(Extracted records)
....
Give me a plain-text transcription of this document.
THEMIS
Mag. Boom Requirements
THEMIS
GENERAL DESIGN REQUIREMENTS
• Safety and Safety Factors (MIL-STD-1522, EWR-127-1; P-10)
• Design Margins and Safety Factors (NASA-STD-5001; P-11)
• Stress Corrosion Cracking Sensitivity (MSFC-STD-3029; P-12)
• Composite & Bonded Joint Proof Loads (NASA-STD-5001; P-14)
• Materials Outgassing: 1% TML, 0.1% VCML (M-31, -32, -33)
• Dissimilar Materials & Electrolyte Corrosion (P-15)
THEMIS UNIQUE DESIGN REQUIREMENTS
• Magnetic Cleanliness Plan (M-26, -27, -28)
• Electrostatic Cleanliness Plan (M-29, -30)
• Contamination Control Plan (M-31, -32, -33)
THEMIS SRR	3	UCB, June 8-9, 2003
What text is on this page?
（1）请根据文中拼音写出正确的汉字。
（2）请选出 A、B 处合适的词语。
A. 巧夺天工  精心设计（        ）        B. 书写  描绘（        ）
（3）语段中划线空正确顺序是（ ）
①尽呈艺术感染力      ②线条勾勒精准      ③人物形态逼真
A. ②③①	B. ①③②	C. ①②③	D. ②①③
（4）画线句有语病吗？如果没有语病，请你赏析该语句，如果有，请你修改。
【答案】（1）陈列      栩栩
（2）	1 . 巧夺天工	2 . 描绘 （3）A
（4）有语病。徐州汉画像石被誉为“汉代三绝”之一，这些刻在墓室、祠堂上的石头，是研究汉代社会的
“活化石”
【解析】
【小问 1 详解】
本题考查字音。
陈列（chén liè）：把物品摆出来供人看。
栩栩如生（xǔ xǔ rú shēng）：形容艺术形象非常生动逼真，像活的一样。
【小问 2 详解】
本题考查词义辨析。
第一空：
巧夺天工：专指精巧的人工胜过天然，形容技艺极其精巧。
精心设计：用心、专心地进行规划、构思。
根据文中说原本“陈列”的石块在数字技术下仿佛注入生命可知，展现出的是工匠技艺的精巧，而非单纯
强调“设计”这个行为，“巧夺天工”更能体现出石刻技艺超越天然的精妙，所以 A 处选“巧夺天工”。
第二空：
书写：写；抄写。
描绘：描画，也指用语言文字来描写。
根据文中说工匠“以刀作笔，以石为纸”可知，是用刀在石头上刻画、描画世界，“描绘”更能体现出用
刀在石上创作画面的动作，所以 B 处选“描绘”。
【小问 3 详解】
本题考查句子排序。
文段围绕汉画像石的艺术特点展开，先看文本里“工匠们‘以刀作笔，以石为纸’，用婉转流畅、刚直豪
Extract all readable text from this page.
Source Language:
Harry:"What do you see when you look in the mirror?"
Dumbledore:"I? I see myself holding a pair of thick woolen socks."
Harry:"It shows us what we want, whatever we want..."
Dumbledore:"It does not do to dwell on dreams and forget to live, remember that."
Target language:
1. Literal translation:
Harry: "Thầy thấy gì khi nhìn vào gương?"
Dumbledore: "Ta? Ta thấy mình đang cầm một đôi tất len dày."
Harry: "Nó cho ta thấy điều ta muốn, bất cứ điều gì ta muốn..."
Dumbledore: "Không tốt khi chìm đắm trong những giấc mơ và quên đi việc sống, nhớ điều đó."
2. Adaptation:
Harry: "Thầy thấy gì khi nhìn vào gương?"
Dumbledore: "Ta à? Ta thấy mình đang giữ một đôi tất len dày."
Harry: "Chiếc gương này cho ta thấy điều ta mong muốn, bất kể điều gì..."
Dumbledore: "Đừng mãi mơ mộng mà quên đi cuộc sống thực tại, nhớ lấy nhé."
....
### Requirement
Write out the full listing exactly as given.

### Expected answer
Give me a plain-text transcription of this document.
THEMIS
Mag. Boom Requirements
THEMIS
GENERAL DESIGN REQUIREMENTS
• Safety and Safety Factors (MIL-STD-1522, EWR-127-1; P-10)
• Design Margins and Safety Factors (NASA-STD-5001; P-11)
• Stress Corrosion Cracking Sensitivity (MSFC-STD-3029; P-12)
• Composite & Bonded Joint Proof Loads (NASA-STD-5001; P-14)
• Materials Outgassing: 1% TML, 0.1% VCML (M-31, -32, -33)
• Dissimilar Materials & Electrolyte Corrosion (P-15)
THEMIS UNIQUE DESIGN REQUIREMENTS
• Magnetic Cleanliness Plan (M-26, -27, -28)
• Electrostatic Cleanliness Plan (M-29, -30)
• Contamination Control Plan (M-31, -32, -33)
THEMIS SRR	3	UCB, June 8-9, 2003
What text is on this page?
（1）请根据文中拼音写出正确的汉字。
（2）请选出 A、B 处合适的词语。
A. 巧夺天工  精心设计（        ）        B. 书写  描绘（        ）
（3）语段中划线空正确顺序是（ ）
①尽呈艺术感染力      ②线条勾勒精准      ③人物形态逼真
A. ②③①	B. ①③②	C. ①②③	D. ②①③
（4）画线句有语病吗？如果没有语病，请你赏析该语句，如果有，请你修改。
【答案】（1）陈列      栩栩
（2）	1 . 巧夺天工	2 . 描绘 （3）A
（4）有语病。徐州汉画像石被誉为“汉代三绝”之一，这些刻在墓室、祠堂上的石头，是研究汉代社会的
“活化石”
【解析】
【小问 1 详解】
本题考查字音。
陈列（chén liè）：把物品摆出来供人看。
栩栩如生（xǔ xǔ rú shēng）：形容艺术形象非常生动逼真，像活的一样。
【小问 2 详解】
本题考查词义辨析。
第一空：
巧夺天工：专指精巧的人工胜过天然，形容技艺极其精巧。
精心设计：用心、专心地进行规划、构思。
根据文中说原本“陈列”的石块在数字技术下仿佛注入生命可知，展现出的是工匠技艺的精巧，而非单纯
强调“设计”这个行为，“巧夺天工”更能体现出石刻技艺超越天然的精妙，所以 A 处选“巧夺天工”。
第二空：
书写：写；抄写。
描绘：描画，也指用语言文字来描写。
根据文中说工匠“以刀作笔，以石为纸”可知，是用刀在石头上刻画、描画世界，“描绘”更能体现出用
刀在石上创作画面的动作，所以 B 处选“描绘”。
【小问 3 详解】
本题考查句子排序。
文段围绕汉画像石的艺术特点展开，先看文本里“工匠们‘以刀作笔，以石为纸’，用婉转流畅、刚直豪
Extract all readable text from this page.
Source Language:
Harry:"What do you see when you look in the mirror?"
Dumbledore:"I? I see myself holding a pair of thick woolen socks."
Harry:"It shows us what we want, whatever we want..."
Dumbledore:"It does not do to dwell on dreams and forget to live, remember that."
Target language:
1. Literal translation:
Harry: "Thầy thấy gì khi nhìn vào gương?"
Dumbledore: "Ta? Ta thấy mình đang cầm một đôi tất len dày."
Harry: "Nó cho ta thấy điều ta muốn, bất cứ điều gì ta muốn..."
Dumbledore: "Không tốt khi chìm đắm trong những giấc mơ và quên đi việc sống, nhớ điều đó."
2. Adaptation:
Harry: "Thầy thấy gì khi nhìn vào gương?"
Dumbledore: "Ta à? Ta thấy mình đang giữ một đôi tất len dày."
Harry: "Chiếc gương này cho ta thấy điều ta mong muốn, bất kể điều gì..."
Dumbledore: "Đừng mãi mơ mộng mà quên đi cuộc sống thực tại, nhớ lấy nhé."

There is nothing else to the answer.